### SUPPLIED PASSAGE

....

Studio album by Human Switchboard
- Released: 1981
- Recorded: 1981, Suma Studios, Cleveland
- Genre: New wave; punk rock;
- Length: 38:21
- Label: I.R.S. Records
- Producer: Paul Hamann

Human Switchboard chronology
| Human Switchboard Live (1980) | Who's Landing in My Hangar? (1981) | Coffee Break! (1982) |

= Who's Landing in My Hangar? =

Who's Landing in My Hangar? was the 1981 debut studio album by American rock band Human Switchboard.

....

### MATERIAL
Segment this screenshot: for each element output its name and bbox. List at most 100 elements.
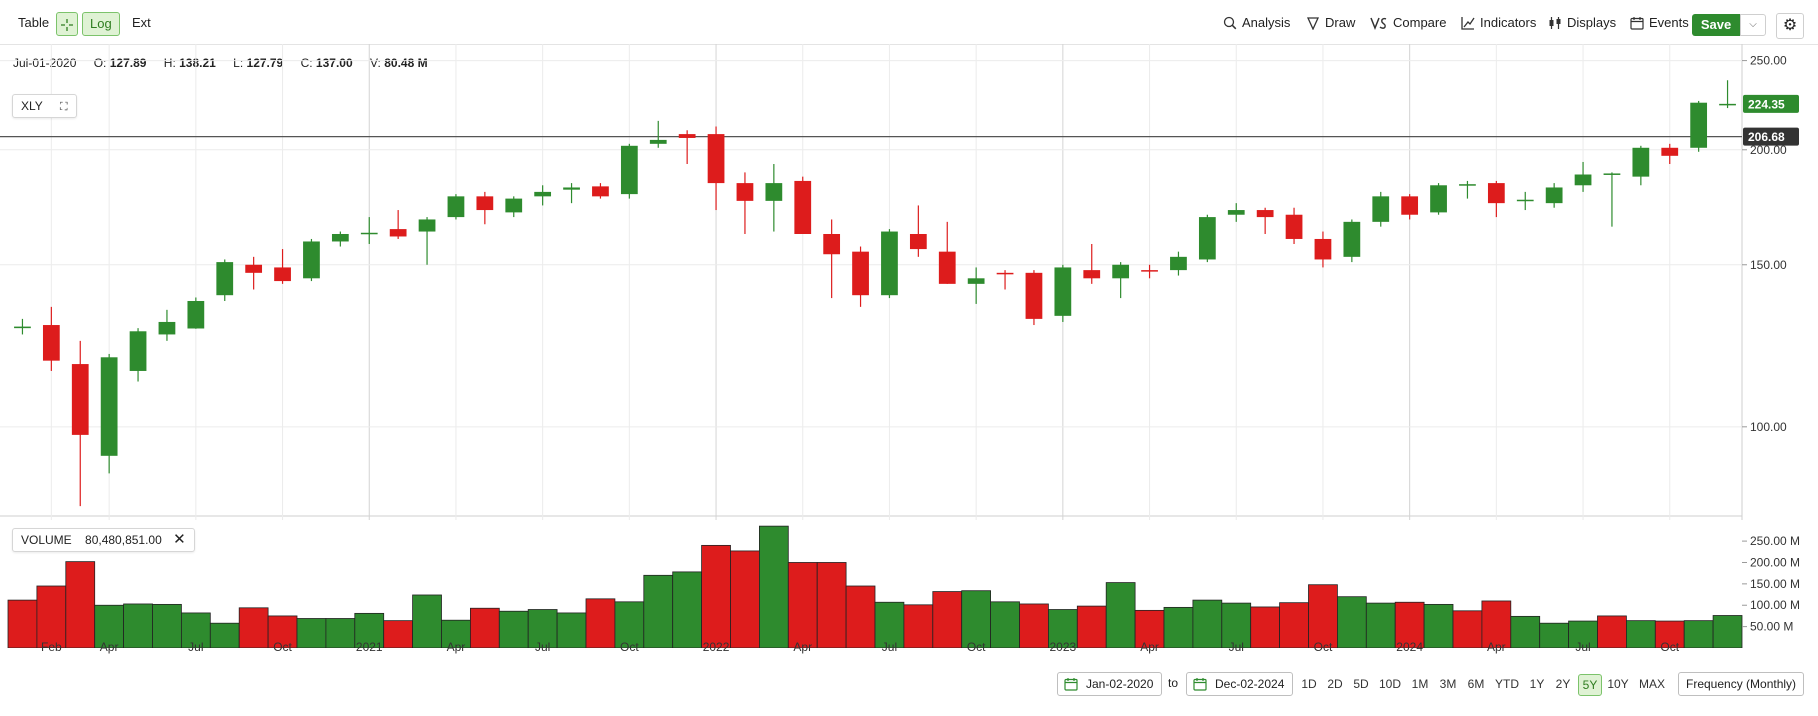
calendar-icon <box>1064 677 1078 691</box>
range-button-3m[interactable]: 3M <box>1439 677 1457 691</box>
draw-button[interactable]: Draw <box>1306 12 1355 34</box>
from-date-field[interactable]: Jan-02-2020 <box>1057 672 1163 696</box>
y-tick-label: 250.00 <box>1750 54 1787 68</box>
volume-bar <box>1394 601 1425 648</box>
candle-body <box>736 183 754 201</box>
volume-bar <box>123 603 153 648</box>
indicators-button[interactable]: Indicators <box>1461 12 1536 34</box>
candle-body <box>418 219 436 232</box>
volume-bar <box>1163 606 1194 648</box>
displays-button[interactable]: Displays <box>1548 12 1616 34</box>
volume-bar <box>180 612 211 648</box>
close-icon[interactable]: ✕ <box>173 531 186 548</box>
range-button-5y[interactable]: 5Y <box>1578 674 1602 696</box>
range-button-ytd[interactable]: YTD <box>1495 677 1519 691</box>
ohlc-close: C: 137.00 <box>301 56 353 70</box>
crosshair-toggle[interactable] <box>56 12 78 36</box>
chevron-down-icon: ⌵ <box>1749 19 1757 30</box>
displays-label: Displays <box>1567 15 1617 30</box>
x-tick-label: Apr <box>100 640 119 654</box>
volume-y-tick-label: 50.00 M <box>1750 620 1793 634</box>
candle-body <box>794 180 812 234</box>
volume-bar <box>94 604 124 648</box>
candle-body <box>1719 103 1736 106</box>
volume-bar <box>469 607 500 648</box>
volume-chip: VOLUME 80,480,851.00 ✕ <box>12 528 195 552</box>
candle-body <box>938 251 956 284</box>
candle-body <box>1198 217 1216 260</box>
x-tick-label: Apr <box>1487 640 1506 654</box>
analysis-icon <box>1223 16 1237 30</box>
volume-bar <box>990 601 1020 648</box>
save-dropdown[interactable]: ⌵ <box>1740 14 1766 36</box>
ext-hours-button[interactable]: Ext <box>132 12 151 34</box>
candle-body <box>1025 272 1043 319</box>
to-date-value: Dec-02-2024 <box>1215 677 1285 691</box>
volume-bar <box>1481 600 1512 648</box>
range-button-max[interactable]: MAX <box>1638 677 1665 691</box>
log-scale-toggle[interactable]: Log <box>82 12 120 36</box>
candle-body <box>274 267 291 282</box>
x-tick-label: Oct <box>1660 640 1679 654</box>
table-button[interactable]: Table <box>18 12 49 34</box>
range-button-6m[interactable]: 6M <box>1467 677 1485 691</box>
volume-y-tick-label: 250.00 M <box>1750 534 1800 548</box>
candle-body <box>1603 173 1621 175</box>
frequency-button[interactable]: Frequency (Monthly) <box>1678 672 1805 696</box>
draw-icon <box>1306 16 1320 30</box>
volume-bar <box>585 598 616 648</box>
ohlc-low: L: 127.79 <box>233 56 283 70</box>
volume-bar <box>267 615 298 648</box>
volume-bar <box>643 574 674 648</box>
expand-icon[interactable]: ⛶ <box>59 101 68 113</box>
volume-bar <box>152 603 182 648</box>
range-button-10y[interactable]: 10Y <box>1607 677 1629 691</box>
compare-button[interactable]: Compare <box>1370 12 1446 34</box>
ohlc-volume: V: 80.48 M <box>370 56 428 70</box>
candle-body <box>1487 183 1505 204</box>
candle-body <box>1343 221 1361 257</box>
candle-body <box>1661 147 1679 156</box>
x-tick-label: Feb <box>41 640 62 654</box>
range-button-2y[interactable]: 2Y <box>1555 677 1571 691</box>
volume-bar <box>1019 603 1049 648</box>
to-date-field[interactable]: Dec-02-2024 <box>1186 672 1294 696</box>
x-tick-label: Jul <box>188 640 203 654</box>
candle-body <box>303 241 320 279</box>
range-button-1y[interactable]: 1Y <box>1529 677 1545 691</box>
calendar-icon <box>1630 16 1644 30</box>
last-price-label: 224.35 <box>1748 97 1785 111</box>
range-button-1m[interactable]: 1M <box>1411 677 1429 691</box>
price-grid <box>0 44 1743 520</box>
candle-body <box>1141 270 1158 272</box>
candle-body <box>620 145 638 195</box>
candle-body <box>71 364 89 435</box>
ext-label: Ext <box>132 15 151 30</box>
volume-bar <box>816 562 847 648</box>
candle-body <box>476 196 494 211</box>
analysis-button[interactable]: Analysis <box>1223 12 1290 34</box>
ohlc-high: H: 138.21 <box>164 56 216 70</box>
range-button-5d[interactable]: 5D <box>1353 677 1369 691</box>
volume-bar <box>845 585 876 648</box>
ohlc-readout: Jul-01-2020 O: 127.89 H: 138.21 L: 127.7… <box>13 56 442 70</box>
events-button[interactable]: Events <box>1630 12 1689 34</box>
candle-body <box>42 325 60 361</box>
x-tick-label: Oct <box>273 640 292 654</box>
candle-body <box>1083 270 1101 279</box>
range-button-2d[interactable]: 2D <box>1327 677 1343 691</box>
settings-button[interactable]: ⚙ <box>1776 13 1804 39</box>
range-button-1d[interactable]: 1D <box>1301 677 1317 691</box>
candle-body <box>158 321 176 335</box>
save-button[interactable]: Save <box>1692 14 1740 36</box>
candle-body <box>1170 256 1187 271</box>
price-chart[interactable]: 250.00 200.00 150.00 100.00 224.35 206.68 <box>0 0 1818 520</box>
volume-chart: 250.00 M 200.00 M 150.00 M 100.00 M 50.00 M <box>7 525 1800 648</box>
candle-body <box>1516 199 1534 202</box>
symbol-label: XLY <box>21 99 43 113</box>
symbol-chip[interactable]: XLY ⛶ <box>12 94 77 118</box>
range-button-10d[interactable]: 10D <box>1378 677 1401 691</box>
log-label: Log <box>90 16 112 31</box>
volume-panel-value: 80,480,851.00 <box>85 533 162 547</box>
x-tick-label: 2022 <box>703 640 730 654</box>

....

### STATED PROBLEM
In the Human Switchboard album entry, where was the debut album recorded?

### FULL ANSWER
Suma Studios, Cleveland